> _TASK TO CARRY OUT_
Would you set down every entry shown below, precisely as written?

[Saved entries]
%%

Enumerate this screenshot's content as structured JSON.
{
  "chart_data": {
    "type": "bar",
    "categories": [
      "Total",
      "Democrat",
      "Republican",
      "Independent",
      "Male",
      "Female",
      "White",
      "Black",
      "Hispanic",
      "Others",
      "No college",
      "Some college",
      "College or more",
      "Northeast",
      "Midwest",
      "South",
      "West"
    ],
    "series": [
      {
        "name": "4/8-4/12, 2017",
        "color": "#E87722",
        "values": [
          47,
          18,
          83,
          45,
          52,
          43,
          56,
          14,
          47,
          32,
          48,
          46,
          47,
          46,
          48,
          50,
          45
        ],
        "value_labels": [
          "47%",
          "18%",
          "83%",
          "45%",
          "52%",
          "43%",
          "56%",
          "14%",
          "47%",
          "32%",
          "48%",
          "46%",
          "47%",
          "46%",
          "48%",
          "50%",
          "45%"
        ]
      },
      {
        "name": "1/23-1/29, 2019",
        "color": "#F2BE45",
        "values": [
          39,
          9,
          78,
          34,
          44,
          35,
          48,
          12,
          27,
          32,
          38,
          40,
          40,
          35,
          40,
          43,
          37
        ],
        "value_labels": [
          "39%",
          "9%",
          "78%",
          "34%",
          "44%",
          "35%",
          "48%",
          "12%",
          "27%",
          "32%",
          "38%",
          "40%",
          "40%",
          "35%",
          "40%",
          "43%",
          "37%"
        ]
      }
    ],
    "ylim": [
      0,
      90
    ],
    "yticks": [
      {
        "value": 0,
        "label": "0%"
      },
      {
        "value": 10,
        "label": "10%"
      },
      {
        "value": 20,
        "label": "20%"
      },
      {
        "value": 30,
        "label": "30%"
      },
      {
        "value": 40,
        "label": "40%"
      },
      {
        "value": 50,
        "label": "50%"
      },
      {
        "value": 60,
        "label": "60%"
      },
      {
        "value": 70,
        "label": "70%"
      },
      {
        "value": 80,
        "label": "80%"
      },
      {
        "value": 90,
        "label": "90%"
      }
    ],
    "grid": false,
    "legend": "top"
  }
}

%%

> _RESULT_
Enumerate this screenshot's content as structured JSON.
{
  "chart_data": {
    "type": "bar",
    "categories": [
      "Total",
      "Democrat",
      "Republican",
      "Independent",
      "Male",
      "Female",
      "White",
      "Black",
      "Hispanic",
      "Others",
      "No college",
      "Some college",
      "College or more",
      "Northeast",
      "Midwest",
      "South",
      "West"
    ],
    "series": [
      {
        "name": "4/8-4/12, 2017",
        "color": "#E87722",
        "values": [
          47,
          18,
          83,
          45,
          52,
          43,
          56,
          14,
          47,
          32,
          48,
          46,
          47,
          46,
          48,
          50,
          45
        ],
        "value_labels": [
          "47%",
          "18%",
          "83%",
          "45%",
          "52%",
          "43%",
          "56%",
          "14%",
          "47%",
          "32%",
          "48%",
          "46%",
          "47%",
          "46%",
          "48%",
          "50%",
          "45%"
        ]
      },
      {
        "name": "1/23-1/29, 2019",
        "color": "#F2BE45",
        "values": [
          39,
          9,
          78,
          34,
          44,
          35,
          48,
          12,
          27,
          32,
          38,
          40,
          40,
          35,
          40,
          43,
          37
        ],
        "value_labels": [
          "39%",
          "9%",
          "78%",
          "34%",
          "44%",
          "35%",
          "48%",
          "12%",
          "27%",
          "32%",
          "38%",
          "40%",
          "40%",
          "35%",
          "40%",
          "43%",
          "37%"
        ]
      }
    ],
    "ylim": [
      0,
      90
    ],
    "yticks": [
      {
        "value": 0,
        "label": "0%"
      },
      {
        "value": 10,
        "label": "10%"
      },
      {
        "value": 20,
        "label": "20%"
      },
      {
        "value": 30,
        "label": "30%"
      },
      {
        "value": 40,
        "label": "40%"
      },
      {
        "value": 50,
        "label": "50%"
      },
      {
        "value": 60,
        "label": "60%"
      },
      {
        "value": 70,
        "label": "70%"
      },
      {
        "value": 80,
        "label": "80%"
      },
      {
        "value": 90,
        "label": "90%"
      }
    ],
    "grid": false,
    "legend": "top"
  }
}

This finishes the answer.